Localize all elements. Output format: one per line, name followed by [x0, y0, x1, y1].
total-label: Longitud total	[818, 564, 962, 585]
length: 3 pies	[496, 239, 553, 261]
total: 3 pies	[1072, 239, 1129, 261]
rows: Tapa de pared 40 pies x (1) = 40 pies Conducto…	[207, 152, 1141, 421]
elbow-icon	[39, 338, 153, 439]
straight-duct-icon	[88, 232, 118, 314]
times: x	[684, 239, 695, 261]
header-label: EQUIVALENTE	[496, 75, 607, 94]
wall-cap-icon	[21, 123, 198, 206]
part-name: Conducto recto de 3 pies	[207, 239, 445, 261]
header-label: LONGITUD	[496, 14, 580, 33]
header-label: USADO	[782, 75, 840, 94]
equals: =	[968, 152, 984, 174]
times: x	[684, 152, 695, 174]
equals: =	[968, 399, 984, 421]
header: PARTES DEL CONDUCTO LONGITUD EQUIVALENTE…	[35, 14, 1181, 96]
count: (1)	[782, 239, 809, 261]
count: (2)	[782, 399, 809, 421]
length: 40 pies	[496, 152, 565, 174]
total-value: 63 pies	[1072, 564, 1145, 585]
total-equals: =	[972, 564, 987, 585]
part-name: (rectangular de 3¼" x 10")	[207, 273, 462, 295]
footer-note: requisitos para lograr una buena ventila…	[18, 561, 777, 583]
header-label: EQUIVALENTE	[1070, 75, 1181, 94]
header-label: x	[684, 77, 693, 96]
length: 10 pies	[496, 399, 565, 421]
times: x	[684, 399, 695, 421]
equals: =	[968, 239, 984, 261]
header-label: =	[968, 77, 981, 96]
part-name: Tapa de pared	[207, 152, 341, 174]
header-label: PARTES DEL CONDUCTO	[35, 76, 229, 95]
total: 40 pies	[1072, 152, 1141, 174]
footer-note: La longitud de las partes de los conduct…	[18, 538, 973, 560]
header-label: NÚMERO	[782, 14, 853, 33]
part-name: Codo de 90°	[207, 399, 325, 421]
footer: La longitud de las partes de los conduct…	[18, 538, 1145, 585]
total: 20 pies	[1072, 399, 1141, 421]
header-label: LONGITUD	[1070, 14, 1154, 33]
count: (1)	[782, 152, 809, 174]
• • • • • • •
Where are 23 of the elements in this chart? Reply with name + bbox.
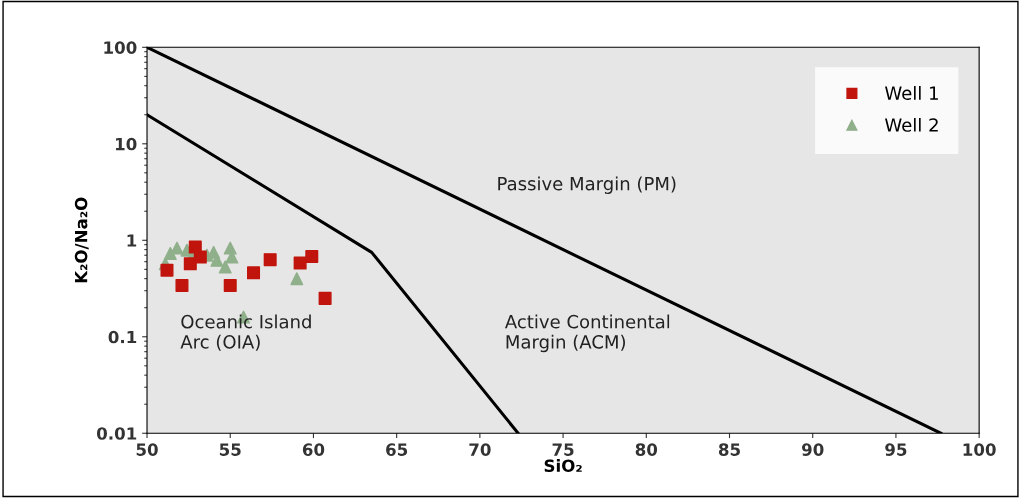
• • • • • • •
Express the records from the line containing "Localize all elements." through the line containing "part-name: Codo de" as a two-column CSV with the headers request and answer. Give one row per request, put its text and its answer each in a single quoted field, and replace line breaks with spaces.

### Response to the exercise:
request,answer
"Localize all elements. Output format: one per line, name followed by [x0, y0, x1, y1].","total-label: Longitud total	[818, 564, 962, 585] length: 3 pies	[496, 239, 553, 261] total: 3 pies	[1072, 239, 1129, 261] rows: Tapa de pared 40 pies x (1) = 40 pies Conducto…	[207, 152, 1141, 421] elbow-icon	[39, 338, 153, 439] straight-duct-icon	[88, 232, 118, 314] times: x	[684, 239, 695, 261] header-label: EQUIVALENTE	[496, 75, 607, 94] wall-cap-icon	[21, 123, 198, 206] part-name: Conducto recto de 3 pies	[207, 239, 445, 261] header-label: LONGITUD	[496, 14, 580, 33] header-label: USADO	[782, 75, 840, 94] equals: =	[968, 152, 984, 174] times: x	[684, 152, 695, 174] equals: =	[968, 399, 984, 421] header: PARTES DEL CONDUCTO LONGITUD EQUIVALENTE…	[35, 14, 1181, 96] count: (1)	[782, 239, 809, 261] count: (2)	[782, 399, 809, 421] length: 40 pies	[496, 152, 565, 174] total-value: 63 pies	[1072, 564, 1145, 585] total-equals: =	[972, 564, 987, 585] part-name: (rectangular de 3¼"" x 10"")	[207, 273, 462, 295] footer-note: requisitos para lograr una buena ventila…	[18, 561, 777, 583] header-label: EQUIVALENTE	[1070, 75, 1181, 94] header-label: x	[684, 77, 693, 96] length: 10 pies	[496, 399, 565, 421] times: x	[684, 399, 695, 421] equals: =	[968, 239, 984, 261] header-label: =	[968, 77, 981, 96] part-name: Tapa de pared	[207, 152, 341, 174] header-label: PARTES DEL CONDUCTO	[35, 76, 229, 95] total: 40 pies	[1072, 152, 1141, 174] footer-note: La longitud de las partes de los conduct…	[18, 538, 973, 560] header-label: NÚMERO	[782, 14, 853, 33] part-name: Codo de 90°	[207, 399, 325, 421]"